Task directions
Give only the count of lines containing "saaledes".

Recorded data

-=-=-=-=-

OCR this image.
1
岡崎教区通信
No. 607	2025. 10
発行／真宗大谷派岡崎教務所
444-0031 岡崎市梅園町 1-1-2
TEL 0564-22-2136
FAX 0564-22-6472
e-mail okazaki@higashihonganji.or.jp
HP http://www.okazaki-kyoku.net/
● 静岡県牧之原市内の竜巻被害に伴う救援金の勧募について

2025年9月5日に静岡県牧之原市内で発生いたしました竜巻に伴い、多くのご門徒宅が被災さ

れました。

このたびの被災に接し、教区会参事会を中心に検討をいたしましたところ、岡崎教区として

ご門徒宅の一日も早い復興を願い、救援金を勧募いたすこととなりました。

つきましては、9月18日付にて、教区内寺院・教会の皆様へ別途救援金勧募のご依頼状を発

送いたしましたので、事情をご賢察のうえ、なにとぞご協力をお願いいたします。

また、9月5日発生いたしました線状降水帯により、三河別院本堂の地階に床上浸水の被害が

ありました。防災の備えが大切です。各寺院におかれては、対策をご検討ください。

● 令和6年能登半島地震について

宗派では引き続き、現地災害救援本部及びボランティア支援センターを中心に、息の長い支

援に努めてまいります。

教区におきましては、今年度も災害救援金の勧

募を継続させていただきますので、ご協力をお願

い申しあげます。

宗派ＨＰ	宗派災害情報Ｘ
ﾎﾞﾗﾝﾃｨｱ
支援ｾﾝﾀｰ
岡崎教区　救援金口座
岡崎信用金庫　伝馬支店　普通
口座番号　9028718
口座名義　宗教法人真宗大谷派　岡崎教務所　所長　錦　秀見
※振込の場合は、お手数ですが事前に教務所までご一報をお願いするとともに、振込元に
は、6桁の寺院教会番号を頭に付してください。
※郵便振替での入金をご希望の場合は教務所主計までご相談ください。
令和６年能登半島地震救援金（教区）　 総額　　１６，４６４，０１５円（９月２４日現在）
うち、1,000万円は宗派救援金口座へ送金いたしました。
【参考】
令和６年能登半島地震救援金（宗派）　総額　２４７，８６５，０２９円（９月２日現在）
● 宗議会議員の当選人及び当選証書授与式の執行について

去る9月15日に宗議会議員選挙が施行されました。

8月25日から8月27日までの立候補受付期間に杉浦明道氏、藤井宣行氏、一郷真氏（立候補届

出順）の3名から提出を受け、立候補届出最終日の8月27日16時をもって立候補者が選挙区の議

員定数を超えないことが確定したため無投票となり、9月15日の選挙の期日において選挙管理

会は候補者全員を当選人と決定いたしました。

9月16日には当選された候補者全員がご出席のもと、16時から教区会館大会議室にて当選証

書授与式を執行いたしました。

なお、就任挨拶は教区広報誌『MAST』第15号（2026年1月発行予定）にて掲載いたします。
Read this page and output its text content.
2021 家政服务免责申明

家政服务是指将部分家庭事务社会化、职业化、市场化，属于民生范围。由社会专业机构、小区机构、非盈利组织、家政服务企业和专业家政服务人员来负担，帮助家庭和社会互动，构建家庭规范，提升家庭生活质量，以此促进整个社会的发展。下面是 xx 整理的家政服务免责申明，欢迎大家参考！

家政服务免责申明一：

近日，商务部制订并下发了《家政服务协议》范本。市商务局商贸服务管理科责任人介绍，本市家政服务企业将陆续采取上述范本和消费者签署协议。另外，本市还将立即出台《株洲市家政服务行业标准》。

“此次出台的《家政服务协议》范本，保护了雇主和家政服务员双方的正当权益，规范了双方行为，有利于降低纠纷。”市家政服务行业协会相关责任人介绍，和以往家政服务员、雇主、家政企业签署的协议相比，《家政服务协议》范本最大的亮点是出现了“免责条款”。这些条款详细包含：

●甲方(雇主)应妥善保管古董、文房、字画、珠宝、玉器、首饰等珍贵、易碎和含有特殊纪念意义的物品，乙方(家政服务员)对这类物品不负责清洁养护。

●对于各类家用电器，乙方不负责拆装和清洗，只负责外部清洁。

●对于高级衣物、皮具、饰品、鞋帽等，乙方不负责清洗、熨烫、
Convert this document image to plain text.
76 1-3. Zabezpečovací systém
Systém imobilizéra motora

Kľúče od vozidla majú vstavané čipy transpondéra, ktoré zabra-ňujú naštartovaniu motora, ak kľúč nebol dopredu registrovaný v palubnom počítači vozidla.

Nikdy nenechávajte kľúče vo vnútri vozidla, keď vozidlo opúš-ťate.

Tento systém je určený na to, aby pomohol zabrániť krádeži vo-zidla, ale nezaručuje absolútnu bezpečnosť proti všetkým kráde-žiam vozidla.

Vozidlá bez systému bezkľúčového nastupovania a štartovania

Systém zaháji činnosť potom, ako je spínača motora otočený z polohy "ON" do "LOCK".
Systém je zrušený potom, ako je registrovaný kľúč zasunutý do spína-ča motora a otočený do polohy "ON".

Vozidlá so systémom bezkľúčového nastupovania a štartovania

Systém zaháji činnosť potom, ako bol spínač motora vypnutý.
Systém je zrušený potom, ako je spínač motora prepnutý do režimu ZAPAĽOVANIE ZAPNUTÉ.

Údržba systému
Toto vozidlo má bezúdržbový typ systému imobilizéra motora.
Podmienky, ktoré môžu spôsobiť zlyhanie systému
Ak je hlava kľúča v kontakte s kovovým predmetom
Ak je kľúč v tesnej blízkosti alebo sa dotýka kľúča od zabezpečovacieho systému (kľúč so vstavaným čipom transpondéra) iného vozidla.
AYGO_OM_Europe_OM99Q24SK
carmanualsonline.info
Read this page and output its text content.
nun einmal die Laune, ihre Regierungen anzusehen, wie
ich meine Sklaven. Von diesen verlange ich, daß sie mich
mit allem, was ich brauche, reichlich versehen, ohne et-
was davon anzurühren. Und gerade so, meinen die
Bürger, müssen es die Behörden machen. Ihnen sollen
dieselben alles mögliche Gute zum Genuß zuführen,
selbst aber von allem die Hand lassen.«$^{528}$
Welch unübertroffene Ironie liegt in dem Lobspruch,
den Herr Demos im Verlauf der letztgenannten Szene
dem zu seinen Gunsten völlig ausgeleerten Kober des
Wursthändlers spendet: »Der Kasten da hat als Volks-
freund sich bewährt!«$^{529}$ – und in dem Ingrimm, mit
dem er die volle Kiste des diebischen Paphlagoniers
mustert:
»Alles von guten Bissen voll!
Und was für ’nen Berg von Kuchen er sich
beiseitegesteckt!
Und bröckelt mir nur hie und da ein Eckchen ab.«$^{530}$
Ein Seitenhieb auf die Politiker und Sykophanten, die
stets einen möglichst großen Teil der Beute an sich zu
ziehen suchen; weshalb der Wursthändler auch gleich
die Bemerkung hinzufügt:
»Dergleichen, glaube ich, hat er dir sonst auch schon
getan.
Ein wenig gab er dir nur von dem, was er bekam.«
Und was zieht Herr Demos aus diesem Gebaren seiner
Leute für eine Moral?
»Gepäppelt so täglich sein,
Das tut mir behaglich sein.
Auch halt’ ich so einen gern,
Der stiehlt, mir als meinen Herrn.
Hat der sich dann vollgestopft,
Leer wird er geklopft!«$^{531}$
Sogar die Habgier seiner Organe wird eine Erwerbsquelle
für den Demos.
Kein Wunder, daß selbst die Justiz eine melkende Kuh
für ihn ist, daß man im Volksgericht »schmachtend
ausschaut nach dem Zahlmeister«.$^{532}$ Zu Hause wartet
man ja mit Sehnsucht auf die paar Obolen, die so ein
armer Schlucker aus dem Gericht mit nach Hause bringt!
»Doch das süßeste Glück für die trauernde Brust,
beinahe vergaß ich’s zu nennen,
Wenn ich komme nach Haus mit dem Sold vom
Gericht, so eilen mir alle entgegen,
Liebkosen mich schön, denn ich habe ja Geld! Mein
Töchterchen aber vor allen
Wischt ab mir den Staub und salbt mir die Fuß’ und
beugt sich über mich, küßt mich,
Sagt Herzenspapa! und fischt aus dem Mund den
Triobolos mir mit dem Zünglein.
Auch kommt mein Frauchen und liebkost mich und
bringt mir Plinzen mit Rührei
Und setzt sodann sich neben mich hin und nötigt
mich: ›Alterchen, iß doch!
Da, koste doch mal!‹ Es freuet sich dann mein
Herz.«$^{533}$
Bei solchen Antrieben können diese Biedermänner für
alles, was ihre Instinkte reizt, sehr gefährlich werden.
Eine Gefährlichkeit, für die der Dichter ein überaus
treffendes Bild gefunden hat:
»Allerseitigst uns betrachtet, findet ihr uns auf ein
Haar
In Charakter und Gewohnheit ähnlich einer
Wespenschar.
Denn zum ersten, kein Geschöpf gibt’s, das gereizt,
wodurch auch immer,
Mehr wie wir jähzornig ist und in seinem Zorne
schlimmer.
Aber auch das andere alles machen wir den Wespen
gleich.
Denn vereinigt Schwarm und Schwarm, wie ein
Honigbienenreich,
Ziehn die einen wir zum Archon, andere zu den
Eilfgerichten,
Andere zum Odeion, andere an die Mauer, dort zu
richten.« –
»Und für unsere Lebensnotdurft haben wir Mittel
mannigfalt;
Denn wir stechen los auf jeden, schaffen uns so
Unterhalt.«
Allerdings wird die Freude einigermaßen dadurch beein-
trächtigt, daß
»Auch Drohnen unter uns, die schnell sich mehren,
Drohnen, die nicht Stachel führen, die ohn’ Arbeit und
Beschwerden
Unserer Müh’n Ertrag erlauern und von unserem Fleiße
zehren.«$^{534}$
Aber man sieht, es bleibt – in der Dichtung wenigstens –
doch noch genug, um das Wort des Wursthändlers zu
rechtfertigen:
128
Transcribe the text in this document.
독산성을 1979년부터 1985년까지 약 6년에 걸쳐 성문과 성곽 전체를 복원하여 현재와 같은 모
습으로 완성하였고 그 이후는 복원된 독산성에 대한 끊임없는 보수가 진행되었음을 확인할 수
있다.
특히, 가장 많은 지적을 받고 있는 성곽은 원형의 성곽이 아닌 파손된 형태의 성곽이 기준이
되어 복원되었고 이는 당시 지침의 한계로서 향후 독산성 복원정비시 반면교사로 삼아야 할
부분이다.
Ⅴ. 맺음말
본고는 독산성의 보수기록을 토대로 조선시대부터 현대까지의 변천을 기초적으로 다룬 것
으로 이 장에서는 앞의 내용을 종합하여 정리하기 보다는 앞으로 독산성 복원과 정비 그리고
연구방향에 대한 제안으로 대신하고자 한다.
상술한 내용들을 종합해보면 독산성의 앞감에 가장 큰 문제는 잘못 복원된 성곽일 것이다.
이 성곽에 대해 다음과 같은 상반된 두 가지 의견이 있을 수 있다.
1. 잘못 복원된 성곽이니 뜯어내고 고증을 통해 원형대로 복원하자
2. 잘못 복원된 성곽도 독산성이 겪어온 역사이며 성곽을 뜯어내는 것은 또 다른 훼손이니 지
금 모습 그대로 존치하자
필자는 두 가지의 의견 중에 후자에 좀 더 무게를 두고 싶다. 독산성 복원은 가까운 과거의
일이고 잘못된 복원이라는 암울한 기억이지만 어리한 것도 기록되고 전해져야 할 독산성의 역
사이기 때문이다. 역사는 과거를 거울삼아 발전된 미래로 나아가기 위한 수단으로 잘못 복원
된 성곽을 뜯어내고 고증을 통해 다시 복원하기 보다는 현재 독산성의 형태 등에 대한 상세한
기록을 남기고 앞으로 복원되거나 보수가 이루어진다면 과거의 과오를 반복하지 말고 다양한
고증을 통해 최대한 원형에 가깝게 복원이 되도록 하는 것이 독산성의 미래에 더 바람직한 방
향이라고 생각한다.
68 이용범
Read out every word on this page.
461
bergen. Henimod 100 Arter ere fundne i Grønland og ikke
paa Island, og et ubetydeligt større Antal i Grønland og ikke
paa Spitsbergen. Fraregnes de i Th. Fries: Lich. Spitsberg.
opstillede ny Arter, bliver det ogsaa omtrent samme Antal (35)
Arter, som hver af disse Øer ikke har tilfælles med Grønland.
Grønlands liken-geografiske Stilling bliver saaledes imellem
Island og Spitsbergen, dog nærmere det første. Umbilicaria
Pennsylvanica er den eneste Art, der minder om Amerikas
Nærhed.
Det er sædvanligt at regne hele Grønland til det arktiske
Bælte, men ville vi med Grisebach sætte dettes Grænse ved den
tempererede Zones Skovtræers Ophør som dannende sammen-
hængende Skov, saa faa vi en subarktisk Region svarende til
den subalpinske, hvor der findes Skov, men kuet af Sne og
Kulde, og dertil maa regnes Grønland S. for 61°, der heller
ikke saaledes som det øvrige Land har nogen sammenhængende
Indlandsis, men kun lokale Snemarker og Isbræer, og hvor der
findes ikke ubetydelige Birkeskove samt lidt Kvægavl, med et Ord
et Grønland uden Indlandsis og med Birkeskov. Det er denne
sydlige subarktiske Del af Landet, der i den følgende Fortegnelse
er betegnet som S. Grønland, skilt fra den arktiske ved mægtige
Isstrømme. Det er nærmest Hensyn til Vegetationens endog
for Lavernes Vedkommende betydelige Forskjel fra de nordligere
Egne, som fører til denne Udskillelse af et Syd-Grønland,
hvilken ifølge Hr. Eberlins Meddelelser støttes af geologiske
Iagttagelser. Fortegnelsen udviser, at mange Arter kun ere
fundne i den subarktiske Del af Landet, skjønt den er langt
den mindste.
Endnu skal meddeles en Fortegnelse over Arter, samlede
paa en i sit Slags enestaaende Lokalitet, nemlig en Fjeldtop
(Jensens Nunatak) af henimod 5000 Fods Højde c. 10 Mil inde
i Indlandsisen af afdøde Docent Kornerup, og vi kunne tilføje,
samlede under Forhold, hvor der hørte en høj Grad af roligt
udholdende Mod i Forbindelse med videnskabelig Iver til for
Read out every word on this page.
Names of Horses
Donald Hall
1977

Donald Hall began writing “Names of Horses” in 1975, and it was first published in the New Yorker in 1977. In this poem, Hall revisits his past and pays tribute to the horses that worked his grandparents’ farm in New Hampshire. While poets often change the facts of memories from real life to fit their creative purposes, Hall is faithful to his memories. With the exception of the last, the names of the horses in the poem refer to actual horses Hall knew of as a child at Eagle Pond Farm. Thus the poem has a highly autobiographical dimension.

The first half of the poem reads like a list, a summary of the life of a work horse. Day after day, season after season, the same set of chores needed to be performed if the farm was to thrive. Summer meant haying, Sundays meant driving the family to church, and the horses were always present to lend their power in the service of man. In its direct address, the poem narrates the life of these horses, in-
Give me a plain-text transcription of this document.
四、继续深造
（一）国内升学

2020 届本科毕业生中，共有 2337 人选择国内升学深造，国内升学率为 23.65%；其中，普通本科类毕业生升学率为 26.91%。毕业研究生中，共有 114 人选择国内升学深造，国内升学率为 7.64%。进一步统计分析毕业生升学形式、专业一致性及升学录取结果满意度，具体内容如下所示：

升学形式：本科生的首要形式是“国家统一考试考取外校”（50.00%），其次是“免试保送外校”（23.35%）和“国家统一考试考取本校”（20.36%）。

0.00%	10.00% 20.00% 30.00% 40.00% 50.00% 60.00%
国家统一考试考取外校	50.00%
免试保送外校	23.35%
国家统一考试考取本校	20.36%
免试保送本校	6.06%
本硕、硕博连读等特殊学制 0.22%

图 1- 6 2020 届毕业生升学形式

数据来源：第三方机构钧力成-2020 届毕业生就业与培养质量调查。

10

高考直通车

-=-=-=-=-

Answer to the task
2